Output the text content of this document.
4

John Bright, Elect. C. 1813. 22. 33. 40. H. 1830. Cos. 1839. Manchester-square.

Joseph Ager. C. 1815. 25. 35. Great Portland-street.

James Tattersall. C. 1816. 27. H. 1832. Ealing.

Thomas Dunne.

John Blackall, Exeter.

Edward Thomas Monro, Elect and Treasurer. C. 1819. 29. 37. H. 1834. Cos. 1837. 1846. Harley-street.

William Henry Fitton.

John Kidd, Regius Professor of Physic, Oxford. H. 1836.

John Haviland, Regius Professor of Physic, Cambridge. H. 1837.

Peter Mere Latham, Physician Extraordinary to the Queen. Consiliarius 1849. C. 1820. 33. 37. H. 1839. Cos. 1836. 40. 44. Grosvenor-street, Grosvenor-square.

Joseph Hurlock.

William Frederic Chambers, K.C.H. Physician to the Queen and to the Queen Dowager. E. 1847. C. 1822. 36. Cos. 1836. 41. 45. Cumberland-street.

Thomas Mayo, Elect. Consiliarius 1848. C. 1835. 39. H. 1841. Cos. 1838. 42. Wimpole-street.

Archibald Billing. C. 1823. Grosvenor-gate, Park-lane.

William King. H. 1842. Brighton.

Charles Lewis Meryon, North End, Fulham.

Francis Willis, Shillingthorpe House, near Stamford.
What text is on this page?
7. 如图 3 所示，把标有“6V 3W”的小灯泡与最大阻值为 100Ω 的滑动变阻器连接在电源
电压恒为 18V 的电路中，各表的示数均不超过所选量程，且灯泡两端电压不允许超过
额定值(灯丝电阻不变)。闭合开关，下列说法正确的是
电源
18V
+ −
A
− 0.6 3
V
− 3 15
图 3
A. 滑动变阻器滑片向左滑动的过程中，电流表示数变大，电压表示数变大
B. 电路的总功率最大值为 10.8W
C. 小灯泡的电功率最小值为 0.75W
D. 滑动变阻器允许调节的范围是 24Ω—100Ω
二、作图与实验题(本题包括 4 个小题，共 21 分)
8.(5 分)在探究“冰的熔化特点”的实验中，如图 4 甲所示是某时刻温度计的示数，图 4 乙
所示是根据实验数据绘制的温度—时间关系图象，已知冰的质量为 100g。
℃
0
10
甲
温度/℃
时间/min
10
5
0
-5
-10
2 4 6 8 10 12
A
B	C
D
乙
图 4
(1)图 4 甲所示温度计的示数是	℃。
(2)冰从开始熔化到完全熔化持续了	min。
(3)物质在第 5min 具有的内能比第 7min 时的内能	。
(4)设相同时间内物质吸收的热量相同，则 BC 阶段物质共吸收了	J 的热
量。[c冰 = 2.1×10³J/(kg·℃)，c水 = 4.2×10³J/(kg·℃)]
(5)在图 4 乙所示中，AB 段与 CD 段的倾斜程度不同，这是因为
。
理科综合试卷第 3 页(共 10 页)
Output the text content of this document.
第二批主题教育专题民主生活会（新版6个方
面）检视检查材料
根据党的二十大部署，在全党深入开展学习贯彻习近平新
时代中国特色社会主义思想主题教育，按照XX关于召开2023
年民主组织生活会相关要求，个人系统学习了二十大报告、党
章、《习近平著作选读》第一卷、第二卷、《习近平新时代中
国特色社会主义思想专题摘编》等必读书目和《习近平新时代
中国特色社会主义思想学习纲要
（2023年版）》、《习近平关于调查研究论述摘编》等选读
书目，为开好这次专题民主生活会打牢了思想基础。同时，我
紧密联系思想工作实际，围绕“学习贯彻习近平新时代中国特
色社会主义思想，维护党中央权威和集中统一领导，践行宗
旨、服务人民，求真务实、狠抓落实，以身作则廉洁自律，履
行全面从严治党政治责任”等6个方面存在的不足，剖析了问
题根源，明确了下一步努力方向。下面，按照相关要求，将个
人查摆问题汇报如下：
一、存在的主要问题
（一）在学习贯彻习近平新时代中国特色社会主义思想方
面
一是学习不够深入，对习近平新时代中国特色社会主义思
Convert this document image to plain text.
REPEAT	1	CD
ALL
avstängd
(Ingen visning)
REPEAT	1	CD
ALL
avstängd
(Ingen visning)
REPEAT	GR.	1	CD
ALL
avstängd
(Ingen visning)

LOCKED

__________

INSTRUCTIONS FOR THE TASK: Make an exact copy of all the data.

SOLUTION TO THE EXERCISE:
Output the text content of this document.
4

John Bright, Elect. C. 1813. 22. 33. 40. H. 1830. Cos. 1839. Manchester-square.

Joseph Ager. C. 1815. 25. 35. Great Portland-street.

James Tattersall. C. 1816. 27. H. 1832. Ealing.

Thomas Dunne.

John Blackall, Exeter.

Edward Thomas Monro, Elect and Treasurer. C. 1819. 29. 37. H. 1834. Cos. 1837. 1846. Harley-street.

William Henry Fitton.

John Kidd, Regius Professor of Physic, Oxford. H. 1836.

John Haviland, Regius Professor of Physic, Cambridge. H. 1837.

Peter Mere Latham, Physician Extraordinary to the Queen. Consiliarius 1849. C. 1820. 33. 37. H. 1839. Cos. 1836. 40. 44. Grosvenor-street, Grosvenor-square.

Joseph Hurlock.

William Frederic Chambers, K.C.H. Physician to the Queen and to the Queen Dowager. E. 1847. C. 1822. 36. Cos. 1836. 41. 45. Cumberland-street.

Thomas Mayo, Elect. Consiliarius 1848. C. 1835. 39. H. 1841. Cos. 1838. 42. Wimpole-street.

Archibald Billing. C. 1823. Grosvenor-gate, Park-lane.

William King. H. 1842. Brighton.

Charles Lewis Meryon, North End, Fulham.

Francis Willis, Shillingthorpe House, near Stamford.
What text is on this page?
7. 如图 3 所示，把标有“6V 3W”的小灯泡与最大阻值为 100Ω 的滑动变阻器连接在电源
电压恒为 18V 的电路中，各表的示数均不超过所选量程，且灯泡两端电压不允许超过
额定值(灯丝电阻不变)。闭合开关，下列说法正确的是
电源
18V
+ −
A
− 0.6 3
V
− 3 15
图 3
A. 滑动变阻器滑片向左滑动的过程中，电流表示数变大，电压表示数变大
B. 电路的总功率最大值为 10.8W
C. 小灯泡的电功率最小值为 0.75W
D. 滑动变阻器允许调节的范围是 24Ω—100Ω
二、作图与实验题(本题包括 4 个小题，共 21 分)
8.(5 分)在探究“冰的熔化特点”的实验中，如图 4 甲所示是某时刻温度计的示数，图 4 乙
所示是根据实验数据绘制的温度—时间关系图象，已知冰的质量为 100g。
℃
0
10
甲
温度/℃
时间/min
10
5
0
-5
-10
2 4 6 8 10 12
A
B	C
D
乙
图 4
(1)图 4 甲所示温度计的示数是	℃。
(2)冰从开始熔化到完全熔化持续了	min。
(3)物质在第 5min 具有的内能比第 7min 时的内能	。
(4)设相同时间内物质吸收的热量相同，则 BC 阶段物质共吸收了	J 的热
量。[c冰 = 2.1×10³J/(kg·℃)，c水 = 4.2×10³J/(kg·℃)]
(5)在图 4 乙所示中，AB 段与 CD 段的倾斜程度不同，这是因为
。
理科综合试卷第 3 页(共 10 页)
Output the text content of this document.
第二批主题教育专题民主生活会（新版6个方
面）检视检查材料
根据党的二十大部署，在全党深入开展学习贯彻习近平新
时代中国特色社会主义思想主题教育，按照XX关于召开2023
年民主组织生活会相关要求，个人系统学习了二十大报告、党
章、《习近平著作选读》第一卷、第二卷、《习近平新时代中
国特色社会主义思想专题摘编》等必读书目和《习近平新时代
中国特色社会主义思想学习纲要
（2023年版）》、《习近平关于调查研究论述摘编》等选读
书目，为开好这次专题民主生活会打牢了思想基础。同时，我
紧密联系思想工作实际，围绕“学习贯彻习近平新时代中国特
色社会主义思想，维护党中央权威和集中统一领导，践行宗
旨、服务人民，求真务实、狠抓落实，以身作则廉洁自律，履
行全面从严治党政治责任”等6个方面存在的不足，剖析了问
题根源，明确了下一步努力方向。下面，按照相关要求，将个
人查摆问题汇报如下：
一、存在的主要问题
（一）在学习贯彻习近平新时代中国特色社会主义思想方
面
一是学习不够深入，对习近平新时代中国特色社会主义思
Convert this document image to plain text.
REPEAT	1	CD
ALL
avstängd
(Ingen visning)
REPEAT	1	CD
ALL
avstängd
(Ingen visning)
REPEAT	GR.	1	CD
ALL
avstängd
(Ingen visning)

LOCKED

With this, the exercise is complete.